-- PROVIDED MATERIAL --
┏━━
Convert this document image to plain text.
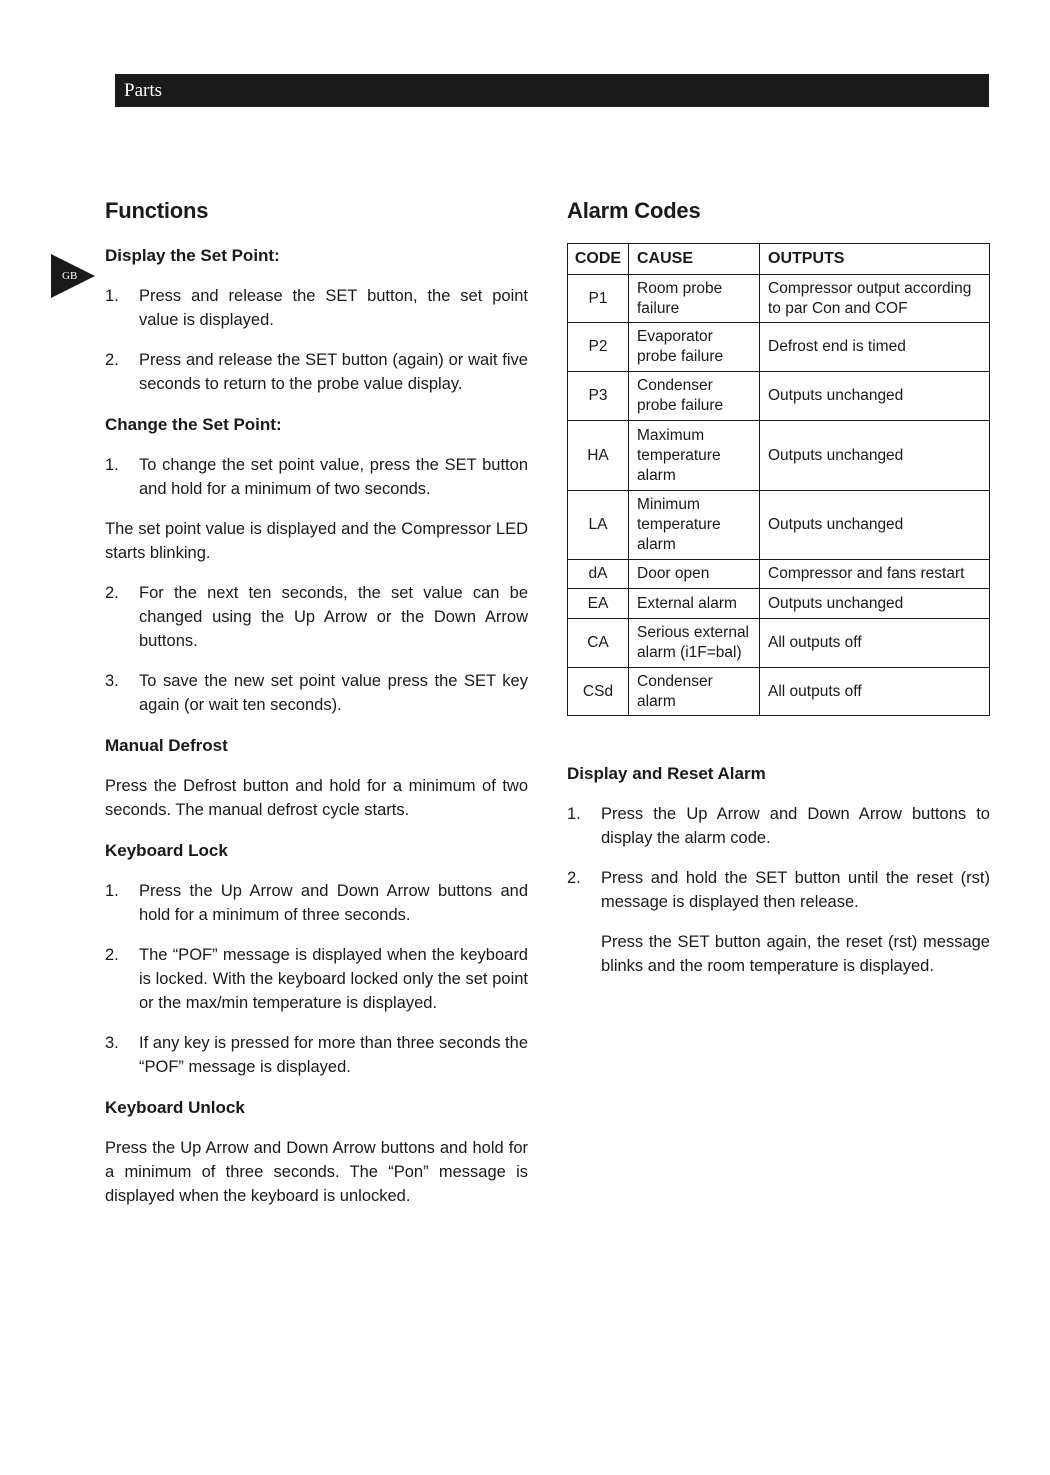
Parts
GB
Functions
Display the Set Point:
1. Press and release the SET button, the set point value is displayed.
2. Press and release the SET button (again) or wait five seconds to return to the probe value display.
Change the Set Point:
1. To change the set point value, press the SET button and hold for a minimum of two seconds.

The set point value is displayed and the Compressor LED starts blinking.

2. For the next ten seconds, the set value can be changed using the Up Arrow or the Down Arrow buttons.
3. To save the new set point value press the SET key again (or wait ten seconds).
Manual Defrost

Press the Defrost button and hold for a minimum of two seconds. The manual defrost cycle starts.

Keyboard Lock
1. Press the Up Arrow and Down Arrow buttons and hold for a minimum of three seconds.
2. The “POF” message is displayed when the keyboard is locked. With the keyboard locked only the set point or the max/min temperature is displayed.
3. If any key is pressed for more than three seconds the “POF” message is displayed.
Keyboard Unlock

Press the Up Arrow and Down Arrow buttons and hold for a minimum of three seconds. The “Pon” message is displayed when the keyboard is unlocked.

Alarm Codes
CODE	CAUSE	OUTPUTS
P1	Room probe failure	Compressor output according to par Con and COF
P2	Evaporator probe failure	Defrost end is timed
P3	Condenser probe failure	Outputs unchanged
HA	Maximum temperature alarm	Outputs unchanged
LA	Minimum temperature alarm	Outputs unchanged
dA	Door open	Compressor and fans restart
EA	External alarm	Outputs unchanged
CA	Serious external alarm (i1F=bal)	All outputs off
CSd	Condenser alarm	All outputs off
Display and Reset Alarm
1. Press the Up Arrow and Down Arrow buttons to display the alarm code.
2. Press and hold the SET button until the reset (rst) message is displayed then release.

Press the SET button again, the reset (rst) message blinks and the room temperature is displayed.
┗━━
-- TASK GOAL --
Working from the lines above, reproduce the material exactly and exclude its pictures.

-- WRITTEN RESPONSE --
Convert this document image to plain text.
Parts
GB
Functions
Display the Set Point:
1. Press and release the SET button, the set point value is displayed.
2. Press and release the SET button (again) or wait five seconds to return to the probe value display.
Change the Set Point:
1. To change the set point value, press the SET button and hold for a minimum of two seconds.

The set point value is displayed and the Compressor LED starts blinking.

2. For the next ten seconds, the set value can be changed using the Up Arrow or the Down Arrow buttons.
3. To save the new set point value press the SET key again (or wait ten seconds).
Manual Defrost

Press the Defrost button and hold for a minimum of two seconds. The manual defrost cycle starts.

Keyboard Lock
1. Press the Up Arrow and Down Arrow buttons and hold for a minimum of three seconds.
2. The “POF” message is displayed when the keyboard is locked. With the keyboard locked only the set point or the max/min temperature is displayed.
3. If any key is pressed for more than three seconds the “POF” message is displayed.
Keyboard Unlock

Press the Up Arrow and Down Arrow buttons and hold for a minimum of three seconds. The “Pon” message is displayed when the keyboard is unlocked.

Alarm Codes
CODE	CAUSE	OUTPUTS
P1	Room probe failure	Compressor output according to par Con and COF
P2	Evaporator probe failure	Defrost end is timed
P3	Condenser probe failure	Outputs unchanged
HA	Maximum temperature alarm	Outputs unchanged
LA	Minimum temperature alarm	Outputs unchanged
dA	Door open	Compressor and fans restart
EA	External alarm	Outputs unchanged
CA	Serious external alarm (i1F=bal)	All outputs off
CSd	Condenser alarm	All outputs off
Display and Reset Alarm
1. Press the Up Arrow and Down Arrow buttons to display the alarm code.
2. Press and hold the SET button until the reset (rst) message is displayed then release.

Press the SET button again, the reset (rst) message blinks and the room temperature is displayed.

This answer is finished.